→ **EXERCISE OBJECTIVE**
Copy every line in the records below that contains the word "JSON".

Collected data
▼▼▼

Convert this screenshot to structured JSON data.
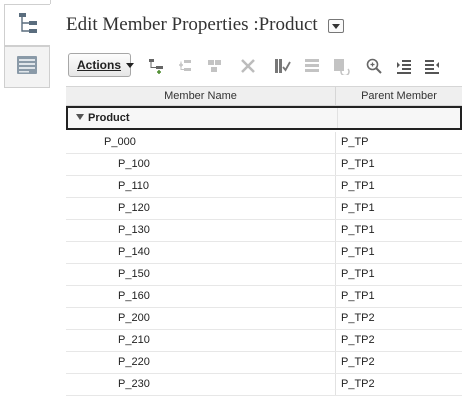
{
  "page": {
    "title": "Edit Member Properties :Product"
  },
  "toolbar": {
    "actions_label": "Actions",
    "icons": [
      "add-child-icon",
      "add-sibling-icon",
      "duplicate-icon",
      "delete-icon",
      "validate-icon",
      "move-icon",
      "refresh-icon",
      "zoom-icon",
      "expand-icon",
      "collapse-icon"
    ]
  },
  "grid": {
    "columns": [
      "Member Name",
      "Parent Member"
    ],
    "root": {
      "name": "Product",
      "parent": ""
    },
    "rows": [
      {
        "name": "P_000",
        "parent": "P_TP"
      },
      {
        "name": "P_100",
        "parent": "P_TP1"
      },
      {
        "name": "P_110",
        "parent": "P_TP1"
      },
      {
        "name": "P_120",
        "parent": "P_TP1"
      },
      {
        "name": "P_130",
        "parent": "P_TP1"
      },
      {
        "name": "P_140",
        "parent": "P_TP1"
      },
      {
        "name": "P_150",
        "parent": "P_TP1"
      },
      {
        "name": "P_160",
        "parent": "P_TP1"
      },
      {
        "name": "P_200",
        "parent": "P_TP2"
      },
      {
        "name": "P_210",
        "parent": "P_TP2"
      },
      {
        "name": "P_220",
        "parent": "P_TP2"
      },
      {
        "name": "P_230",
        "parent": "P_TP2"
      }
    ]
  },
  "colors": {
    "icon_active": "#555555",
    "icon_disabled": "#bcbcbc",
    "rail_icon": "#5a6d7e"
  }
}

▲▲▲
▼▼▼

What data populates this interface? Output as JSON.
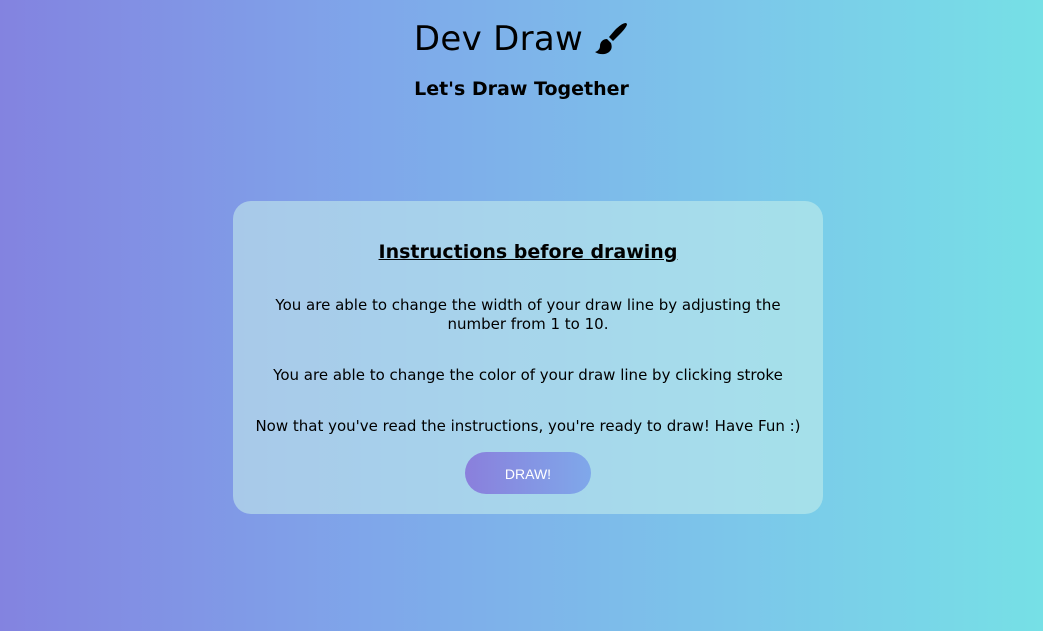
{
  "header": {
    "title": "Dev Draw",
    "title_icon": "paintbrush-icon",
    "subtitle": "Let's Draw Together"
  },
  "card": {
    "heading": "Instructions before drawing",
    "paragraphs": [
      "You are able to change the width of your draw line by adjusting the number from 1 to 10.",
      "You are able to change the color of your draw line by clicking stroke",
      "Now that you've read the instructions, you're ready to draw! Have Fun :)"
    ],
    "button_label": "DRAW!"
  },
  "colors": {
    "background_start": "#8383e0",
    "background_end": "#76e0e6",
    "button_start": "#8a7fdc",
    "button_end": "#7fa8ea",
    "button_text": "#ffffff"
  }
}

▲▲▲

→ **OUTPUT BELOW**
Convert this screenshot to structured JSON data.
What data populates this interface? Output as JSON.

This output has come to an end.